• _Task to carry out_:
Only the number is wanted: how many lines contain "about"?

□ □ □ □

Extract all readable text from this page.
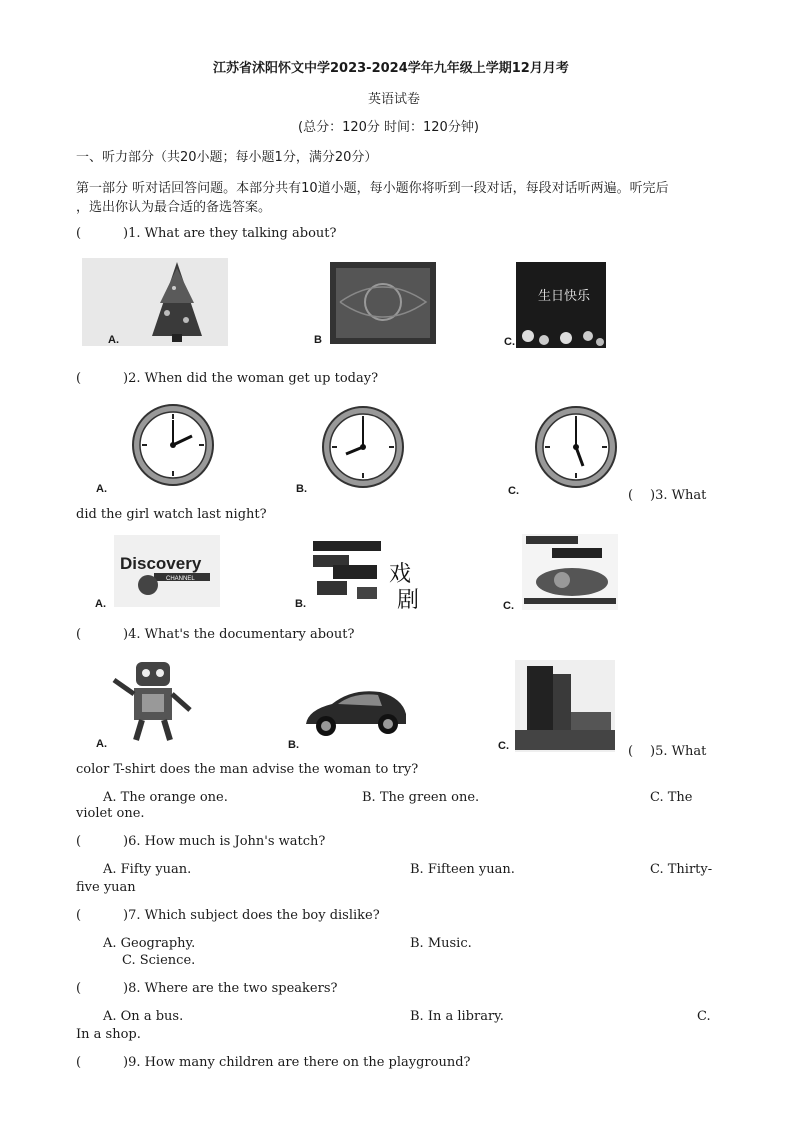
江苏省沭阳怀文中学2023-2024学年九年级上学期12月月考
英语试卷
(总分：120分 时间：120分钟)
一、听力部分（共20小题；每小题1分，满分20分）
第一部分 听对话回答问题。本部分共有10道小题，每小题你将听到一段对话，每段对话听两遍。听完后
，选出你认为最合适的备选答案。
(	)1. What are they talking about?
A.	B
生日快乐
C.
(	)2. When did the woman get up today?
A.	B.	C.	( )3. What
did the girl watch last night?
Discovery
CHANNEL
A.
戏
剧
B.	C.
(	)4. What's the documentary about?
A.	B.	C.	( )5. What
color T-shirt does the man advise the woman to try?
A. The orange one.	B. The green one.	C. The
violet one.
(	)6. How much is John's watch?
A. Fifty yuan.	B. Fifteen yuan.	C. Thirty-
five yuan
(	)7. Which subject does the boy dislike?
A. Geography.	B. Music.
C. Science.
(	)8. Where are the two speakers?
A. On a bus.	B. In a library.	C.
In a shop.
(	)9. How many children are there on the playground?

□ □ □ □

• _Exercise result_:
2